> EXERCISE AIM: Your task is to quote the material that follows, in full and exactly.

> MATERIAL SUPPLIED:
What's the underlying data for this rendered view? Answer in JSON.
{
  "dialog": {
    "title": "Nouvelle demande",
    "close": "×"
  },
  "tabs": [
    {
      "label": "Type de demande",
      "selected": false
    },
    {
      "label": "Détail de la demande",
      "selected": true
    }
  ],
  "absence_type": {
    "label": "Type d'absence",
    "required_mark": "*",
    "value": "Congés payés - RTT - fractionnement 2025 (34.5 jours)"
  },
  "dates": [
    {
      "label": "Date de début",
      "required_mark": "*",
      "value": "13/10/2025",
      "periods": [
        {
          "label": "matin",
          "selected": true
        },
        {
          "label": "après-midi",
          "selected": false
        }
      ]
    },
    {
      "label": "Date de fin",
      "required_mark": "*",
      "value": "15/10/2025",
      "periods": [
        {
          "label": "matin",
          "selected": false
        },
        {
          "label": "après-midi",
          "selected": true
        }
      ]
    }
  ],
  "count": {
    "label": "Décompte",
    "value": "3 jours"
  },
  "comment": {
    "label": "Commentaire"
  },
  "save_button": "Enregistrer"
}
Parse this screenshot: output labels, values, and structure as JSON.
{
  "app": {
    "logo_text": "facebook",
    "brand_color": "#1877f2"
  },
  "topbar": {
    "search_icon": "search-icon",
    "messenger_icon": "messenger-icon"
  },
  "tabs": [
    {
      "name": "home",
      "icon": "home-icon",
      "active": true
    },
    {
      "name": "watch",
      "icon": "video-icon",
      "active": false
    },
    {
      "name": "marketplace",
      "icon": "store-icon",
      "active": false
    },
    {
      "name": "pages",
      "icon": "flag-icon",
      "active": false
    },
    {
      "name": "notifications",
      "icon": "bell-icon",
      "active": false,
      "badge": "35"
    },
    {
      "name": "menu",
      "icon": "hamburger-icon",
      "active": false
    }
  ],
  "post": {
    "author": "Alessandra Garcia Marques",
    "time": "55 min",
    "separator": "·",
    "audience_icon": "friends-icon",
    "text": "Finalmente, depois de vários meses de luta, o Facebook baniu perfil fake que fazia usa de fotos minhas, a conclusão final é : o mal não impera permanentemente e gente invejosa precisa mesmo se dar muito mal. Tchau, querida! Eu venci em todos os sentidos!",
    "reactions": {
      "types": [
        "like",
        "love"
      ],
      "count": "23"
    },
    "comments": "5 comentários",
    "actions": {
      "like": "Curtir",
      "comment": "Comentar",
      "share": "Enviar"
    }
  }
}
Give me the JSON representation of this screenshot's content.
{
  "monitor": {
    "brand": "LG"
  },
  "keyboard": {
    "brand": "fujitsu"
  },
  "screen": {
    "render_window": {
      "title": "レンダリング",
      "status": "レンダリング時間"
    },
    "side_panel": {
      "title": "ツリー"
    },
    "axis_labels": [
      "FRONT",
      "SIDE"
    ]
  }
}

> TASK RESULT:
What's the underlying data for this rendered view? Answer in JSON.
{
  "dialog": {
    "title": "Nouvelle demande",
    "close": "×"
  },
  "tabs": [
    {
      "label": "Type de demande",
      "selected": false
    },
    {
      "label": "Détail de la demande",
      "selected": true
    }
  ],
  "absence_type": {
    "label": "Type d'absence",
    "required_mark": "*",
    "value": "Congés payés - RTT - fractionnement 2025 (34.5 jours)"
  },
  "dates": [
    {
      "label": "Date de début",
      "required_mark": "*",
      "value": "13/10/2025",
      "periods": [
        {
          "label": "matin",
          "selected": true
        },
        {
          "label": "après-midi",
          "selected": false
        }
      ]
    },
    {
      "label": "Date de fin",
      "required_mark": "*",
      "value": "15/10/2025",
      "periods": [
        {
          "label": "matin",
          "selected": false
        },
        {
          "label": "après-midi",
          "selected": true
        }
      ]
    }
  ],
  "count": {
    "label": "Décompte",
    "value": "3 jours"
  },
  "comment": {
    "label": "Commentaire"
  },
  "save_button": "Enregistrer"
}
Parse this screenshot: output labels, values, and structure as JSON.
{
  "app": {
    "logo_text": "facebook",
    "brand_color": "#1877f2"
  },
  "topbar": {
    "search_icon": "search-icon",
    "messenger_icon": "messenger-icon"
  },
  "tabs": [
    {
      "name": "home",
      "icon": "home-icon",
      "active": true
    },
    {
      "name": "watch",
      "icon": "video-icon",
      "active": false
    },
    {
      "name": "marketplace",
      "icon": "store-icon",
      "active": false
    },
    {
      "name": "pages",
      "icon": "flag-icon",
      "active": false
    },
    {
      "name": "notifications",
      "icon": "bell-icon",
      "active": false,
      "badge": "35"
    },
    {
      "name": "menu",
      "icon": "hamburger-icon",
      "active": false
    }
  ],
  "post": {
    "author": "Alessandra Garcia Marques",
    "time": "55 min",
    "separator": "·",
    "audience_icon": "friends-icon",
    "text": "Finalmente, depois de vários meses de luta, o Facebook baniu perfil fake que fazia usa de fotos minhas, a conclusão final é : o mal não impera permanentemente e gente invejosa precisa mesmo se dar muito mal. Tchau, querida! Eu venci em todos os sentidos!",
    "reactions": {
      "types": [
        "like",
        "love"
      ],
      "count": "23"
    },
    "comments": "5 comentários",
    "actions": {
      "like": "Curtir",
      "comment": "Comentar",
      "share": "Enviar"
    }
  }
}
Give me the JSON representation of this screenshot's content.
{
  "monitor": {
    "brand": "LG"
  },
  "keyboard": {
    "brand": "fujitsu"
  },
  "screen": {
    "render_window": {
      "title": "レンダリング",
      "status": "レンダリング時間"
    },
    "side_panel": {
      "title": "ツリー"
    },
    "axis_labels": [
      "FRONT",
      "SIDE"
    ]
  }
}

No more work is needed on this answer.